MATERIAL FOR THE TASK
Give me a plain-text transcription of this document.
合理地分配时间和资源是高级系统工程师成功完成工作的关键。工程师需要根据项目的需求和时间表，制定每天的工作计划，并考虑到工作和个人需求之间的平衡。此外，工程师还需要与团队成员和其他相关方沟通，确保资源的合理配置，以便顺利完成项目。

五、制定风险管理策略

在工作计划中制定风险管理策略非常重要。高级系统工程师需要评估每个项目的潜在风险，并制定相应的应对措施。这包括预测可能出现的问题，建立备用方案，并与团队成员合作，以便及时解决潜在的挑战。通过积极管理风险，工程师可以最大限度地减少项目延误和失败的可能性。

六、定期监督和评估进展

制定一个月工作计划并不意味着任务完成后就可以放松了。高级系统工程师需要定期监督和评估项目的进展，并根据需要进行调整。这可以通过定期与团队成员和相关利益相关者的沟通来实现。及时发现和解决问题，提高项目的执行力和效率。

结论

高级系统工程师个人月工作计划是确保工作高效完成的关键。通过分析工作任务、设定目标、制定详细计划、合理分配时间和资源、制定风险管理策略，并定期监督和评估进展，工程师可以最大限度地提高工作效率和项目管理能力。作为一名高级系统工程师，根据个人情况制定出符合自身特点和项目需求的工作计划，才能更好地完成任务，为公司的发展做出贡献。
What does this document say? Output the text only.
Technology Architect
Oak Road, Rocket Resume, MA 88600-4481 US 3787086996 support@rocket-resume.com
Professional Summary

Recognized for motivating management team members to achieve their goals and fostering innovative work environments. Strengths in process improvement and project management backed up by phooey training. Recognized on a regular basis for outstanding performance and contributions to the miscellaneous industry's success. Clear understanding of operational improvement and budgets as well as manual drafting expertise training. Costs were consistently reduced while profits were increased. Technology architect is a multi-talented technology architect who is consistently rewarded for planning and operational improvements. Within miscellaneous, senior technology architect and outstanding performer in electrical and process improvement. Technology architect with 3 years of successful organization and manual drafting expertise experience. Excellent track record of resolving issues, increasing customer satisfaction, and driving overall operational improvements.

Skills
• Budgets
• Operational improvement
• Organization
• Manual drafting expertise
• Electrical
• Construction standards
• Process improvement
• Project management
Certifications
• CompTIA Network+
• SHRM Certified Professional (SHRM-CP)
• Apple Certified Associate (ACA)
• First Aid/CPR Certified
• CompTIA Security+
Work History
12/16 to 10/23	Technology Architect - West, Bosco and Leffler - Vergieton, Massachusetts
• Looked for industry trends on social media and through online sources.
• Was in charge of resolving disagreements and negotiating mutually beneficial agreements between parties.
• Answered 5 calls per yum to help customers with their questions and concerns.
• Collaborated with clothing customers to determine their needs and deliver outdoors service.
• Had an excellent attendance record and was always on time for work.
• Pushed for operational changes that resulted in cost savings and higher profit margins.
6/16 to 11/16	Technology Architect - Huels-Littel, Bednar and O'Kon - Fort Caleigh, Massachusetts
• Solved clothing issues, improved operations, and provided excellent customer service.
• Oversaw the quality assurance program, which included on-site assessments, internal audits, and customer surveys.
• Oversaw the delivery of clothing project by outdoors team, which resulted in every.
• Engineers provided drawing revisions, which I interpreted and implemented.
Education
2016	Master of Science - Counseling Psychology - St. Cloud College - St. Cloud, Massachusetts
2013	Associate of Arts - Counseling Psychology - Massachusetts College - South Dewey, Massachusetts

GIVEN TASK
Reproduce each line of the material containing the word "Massachusetts".

ANSWER TO THE TASK
12/16 to 10/23	Technology Architect - West, Bosco and Leffler - Vergieton, Massachusetts
6/16 to 11/16	Technology Architect - Huels-Littel, Bednar and O'Kon - Fort Caleigh, Massachusetts
2016	Master of Science - Counseling Psychology - St. Cloud College - St. Cloud, Massachusetts
2013	Associate of Arts - Counseling Psychology - Massachusetts College - South Dewey, Massachusetts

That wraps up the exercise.